» YOUR OBJECTIVE:
Transcribe the records that follow. Keep every word exactly, and drop the pictures.

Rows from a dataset
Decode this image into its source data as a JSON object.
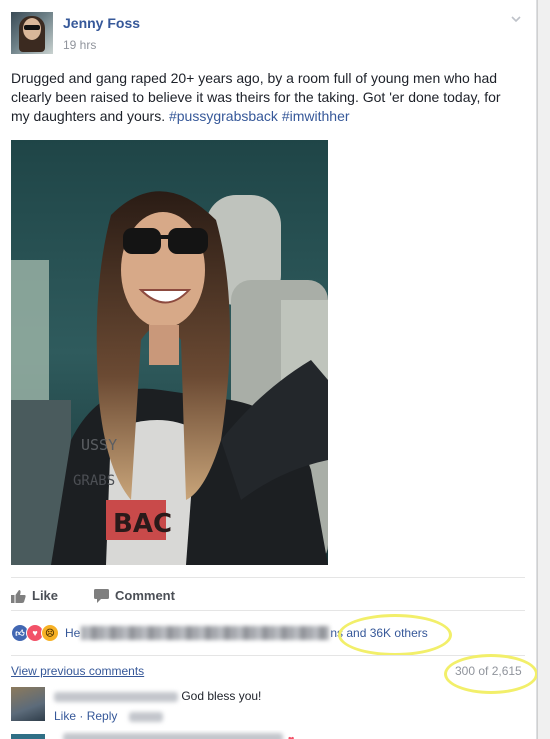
{
  "post": {
    "author": "Jenny Foss",
    "timestamp": "19 hrs",
    "text": "Drugged and gang raped 20+ years ago, by a room full of young men who had clearly been raised to believe it was theirs for the taking. Got 'er done today, for my daughters and yours.",
    "hashtags": [
      "#pussygrabsback",
      "#imwithher"
    ],
    "photo": {
      "shirt_text_line1": "USSY",
      "shirt_text_line2": "GRABS",
      "shirt_text_line3": "BAC"
    }
  },
  "actions": {
    "like_label": "Like",
    "comment_label": "Comment"
  },
  "reactions": {
    "lead_fragment": "He",
    "tail_fragment": "ns and 36K others"
  },
  "comments": {
    "view_previous_label": "View previous comments",
    "count_label": "300 of 2,615",
    "first": {
      "text": "God bless you!",
      "like_label": "Like",
      "reply_label": "Reply"
    }
  },
  "colors": {
    "link": "#365899",
    "highlight": "#f2ef6a",
    "like_reaction": "#4267b2",
    "love_reaction": "#f25268",
    "sad_reaction": "#f7b125"
  },
  "icons": {
    "menu": "chevron-down-icon",
    "like": "thumbs-up-icon",
    "comment": "speech-bubble-icon"
  }
}
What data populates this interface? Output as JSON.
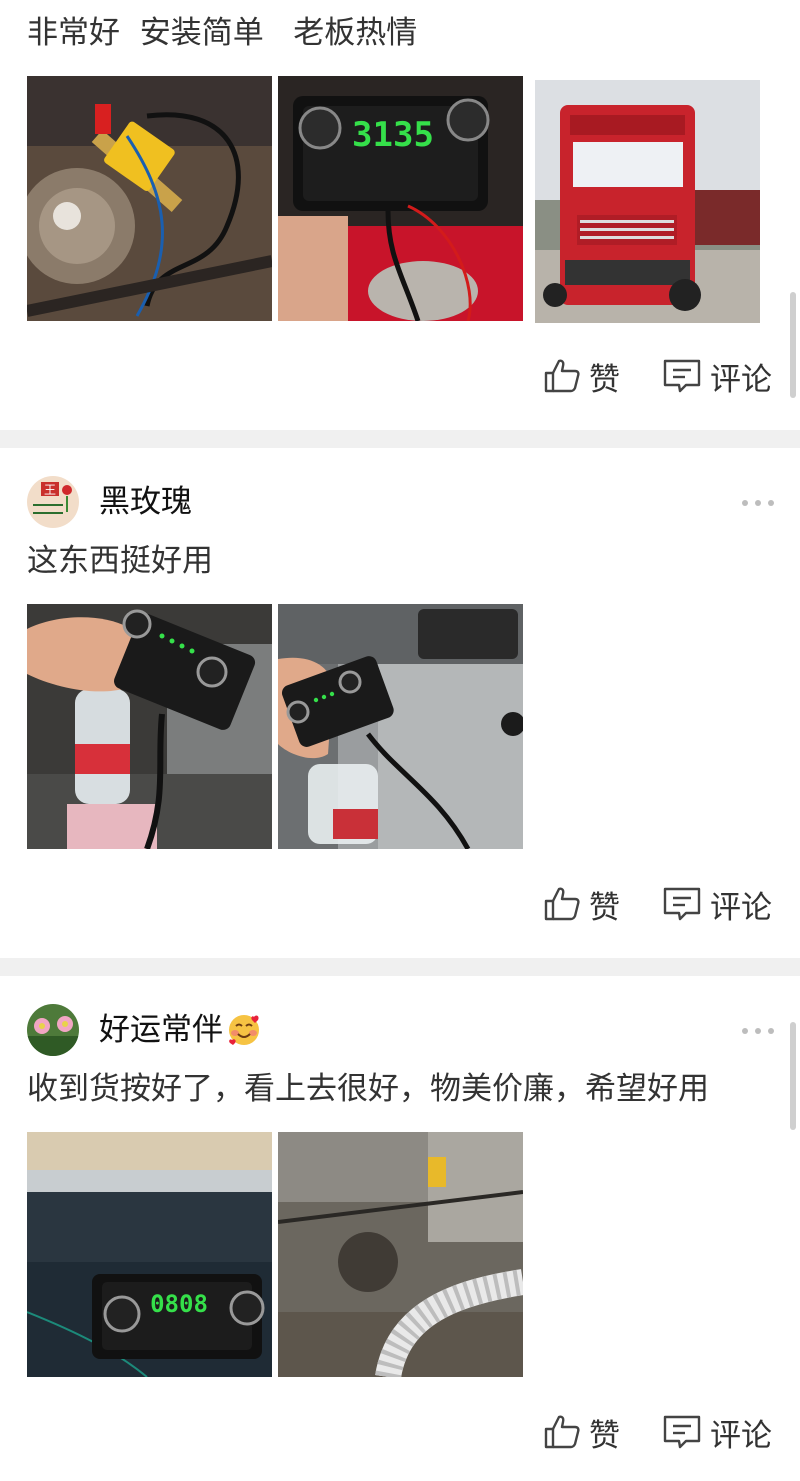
{
  "posts": [
    {
      "text": "非常好  安装简单   老板热情",
      "like_label": "赞",
      "comment_label": "评论"
    },
    {
      "author": "黑玫瑰",
      "text": "这东西挺好用",
      "like_label": "赞",
      "comment_label": "评论"
    },
    {
      "author": "好运常伴",
      "text": "收到货按好了，看上去很好，物美价廉，希望好用",
      "like_label": "赞",
      "comment_label": "评论"
    }
  ],
  "photo_displays": {
    "display_1": "3135",
    "display_2": "0808"
  },
  "icons": {
    "like": "thumbs-up-icon",
    "comment": "comment-icon",
    "more": "more-dots-icon",
    "emoji": "smiling-face-with-hearts-emoji"
  },
  "colors": {
    "text": "#222222",
    "divider": "#f0f0f0",
    "led_green": "#35e04a",
    "truck_red": "#c8232c"
  }
}
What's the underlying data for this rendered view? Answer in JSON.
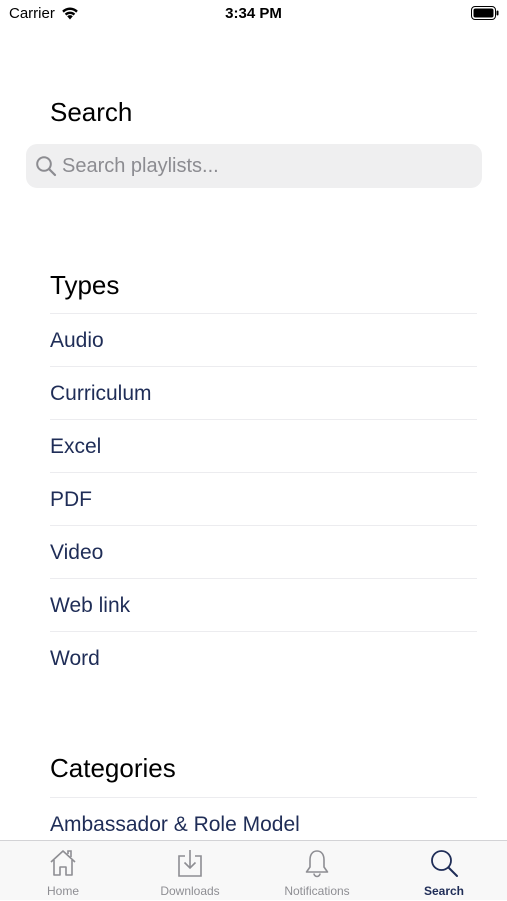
{
  "status_bar": {
    "carrier": "Carrier",
    "time": "3:34 PM"
  },
  "search": {
    "title": "Search",
    "placeholder": "Search playlists..."
  },
  "types": {
    "title": "Types",
    "items": [
      "Audio",
      "Curriculum",
      "Excel",
      "PDF",
      "Video",
      "Web link",
      "Word"
    ]
  },
  "categories": {
    "title": "Categories",
    "items": [
      "Ambassador & Role Model"
    ]
  },
  "tab_bar": {
    "tabs": [
      {
        "label": "Home",
        "icon": "home-icon"
      },
      {
        "label": "Downloads",
        "icon": "download-icon"
      },
      {
        "label": "Notifications",
        "icon": "bell-icon"
      },
      {
        "label": "Search",
        "icon": "search-icon"
      }
    ],
    "active": "Search",
    "active_color": "#1f2d57",
    "inactive_color": "#8e8e93"
  }
}
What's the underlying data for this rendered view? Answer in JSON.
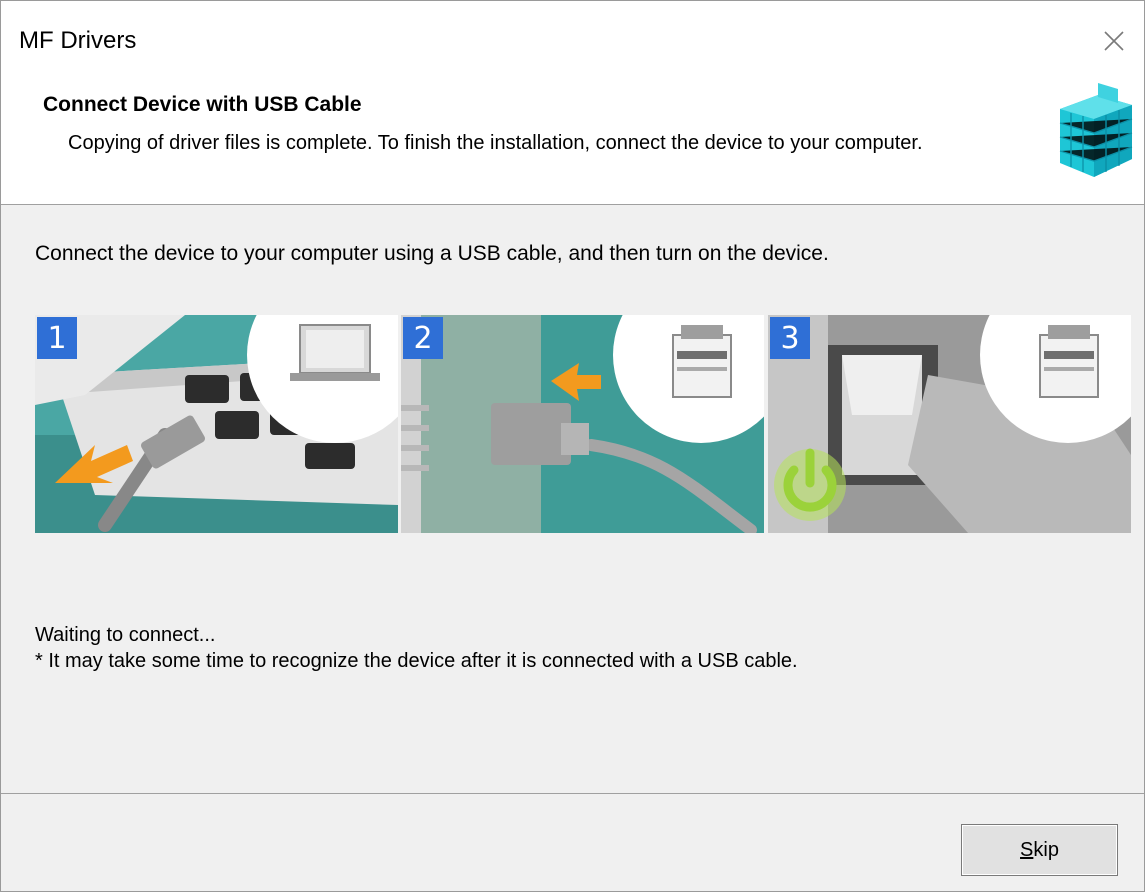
{
  "window": {
    "title": "MF Drivers"
  },
  "header": {
    "title": "Connect Device with USB Cable",
    "subtitle": "Copying of driver files is complete. To finish the installation, connect the device to your computer.",
    "logo_icon": "cube-installer-icon"
  },
  "main": {
    "instruction": "Connect the device to your computer using a USB cable, and then turn on the device.",
    "steps": [
      {
        "number": "1",
        "icon": "laptop-usb-illustration"
      },
      {
        "number": "2",
        "icon": "printer-usb-illustration"
      },
      {
        "number": "3",
        "icon": "power-switch-illustration"
      }
    ],
    "status": "Waiting to connect...",
    "note": "* It may take some time to recognize the device after it is connected with a USB cable."
  },
  "footer": {
    "skip_label_accel": "S",
    "skip_label_rest": "kip"
  },
  "colors": {
    "badge": "#2f6fd6",
    "teal": "#2f8f8a",
    "power_green": "#9bd23a",
    "arrow_orange": "#f39a1e"
  }
}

» SOLUTION TO THE EXERCISE:
Decode this image into its source data as a JSON object.
{
  "post": {
    "author": "Jenny Foss",
    "timestamp": "19 hrs",
    "text": "Drugged and gang raped 20+ years ago, by a room full of young men who had clearly been raised to believe it was theirs for the taking. Got 'er done today, for my daughters and yours.",
    "hashtags": [
      "#pussygrabsback",
      "#imwithher"
    ],
    "photo": {
      "shirt_text_line1": "USSY",
      "shirt_text_line2": "GRABS",
      "shirt_text_line3": "BAC"
    }
  },
  "actions": {
    "like_label": "Like",
    "comment_label": "Comment"
  },
  "reactions": {
    "lead_fragment": "He",
    "tail_fragment": "ns and 36K others"
  },
  "comments": {
    "view_previous_label": "View previous comments",
    "count_label": "300 of 2,615",
    "first": {
      "text": "God bless you!",
      "like_label": "Like",
      "reply_label": "Reply"
    }
  },
  "colors": {
    "link": "#365899",
    "highlight": "#f2ef6a",
    "like_reaction": "#4267b2",
    "love_reaction": "#f25268",
    "sad_reaction": "#f7b125"
  },
  "icons": {
    "menu": "chevron-down-icon",
    "like": "thumbs-up-icon",
    "comment": "speech-bubble-icon"
  }
}
What data populates this interface? Output as JSON.
{
  "posts": [
    {
      "text": "非常好  安装简单   老板热情",
      "like_label": "赞",
      "comment_label": "评论"
    },
    {
      "author": "黑玫瑰",
      "text": "这东西挺好用",
      "like_label": "赞",
      "comment_label": "评论"
    },
    {
      "author": "好运常伴",
      "text": "收到货按好了，看上去很好，物美价廉，希望好用",
      "like_label": "赞",
      "comment_label": "评论"
    }
  ],
  "photo_displays": {
    "display_1": "3135",
    "display_2": "0808"
  },
  "icons": {
    "like": "thumbs-up-icon",
    "comment": "comment-icon",
    "more": "more-dots-icon",
    "emoji": "smiling-face-with-hearts-emoji"
  },
  "colors": {
    "text": "#222222",
    "divider": "#f0f0f0",
    "led_green": "#35e04a",
    "truck_red": "#c8232c"
  }
}
What's the underlying data for this rendered view? Answer in JSON.
{
  "status_bar": {
    "carrier": "Carrier",
    "time": "3:34 PM"
  },
  "search": {
    "title": "Search",
    "placeholder": "Search playlists..."
  },
  "types": {
    "title": "Types",
    "items": [
      "Audio",
      "Curriculum",
      "Excel",
      "PDF",
      "Video",
      "Web link",
      "Word"
    ]
  },
  "categories": {
    "title": "Categories",
    "items": [
      "Ambassador & Role Model"
    ]
  },
  "tab_bar": {
    "tabs": [
      {
        "label": "Home",
        "icon": "home-icon"
      },
      {
        "label": "Downloads",
        "icon": "download-icon"
      },
      {
        "label": "Notifications",
        "icon": "bell-icon"
      },
      {
        "label": "Search",
        "icon": "search-icon"
      }
    ],
    "active": "Search",
    "active_color": "#1f2d57",
    "inactive_color": "#8e8e93"
  }
}
What's the underlying data for this rendered view? Answer in JSON.
{
  "window": {
    "title": "MF Drivers"
  },
  "header": {
    "title": "Connect Device with USB Cable",
    "subtitle": "Copying of driver files is complete. To finish the installation, connect the device to your computer.",
    "logo_icon": "cube-installer-icon"
  },
  "main": {
    "instruction": "Connect the device to your computer using a USB cable, and then turn on the device.",
    "steps": [
      {
        "number": "1",
        "icon": "laptop-usb-illustration"
      },
      {
        "number": "2",
        "icon": "printer-usb-illustration"
      },
      {
        "number": "3",
        "icon": "power-switch-illustration"
      }
    ],
    "status": "Waiting to connect...",
    "note": "* It may take some time to recognize the device after it is connected with a USB cable."
  },
  "footer": {
    "skip_label_accel": "S",
    "skip_label_rest": "kip"
  },
  "colors": {
    "badge": "#2f6fd6",
    "teal": "#2f8f8a",
    "power_green": "#9bd23a",
    "arrow_orange": "#f39a1e"
  }
}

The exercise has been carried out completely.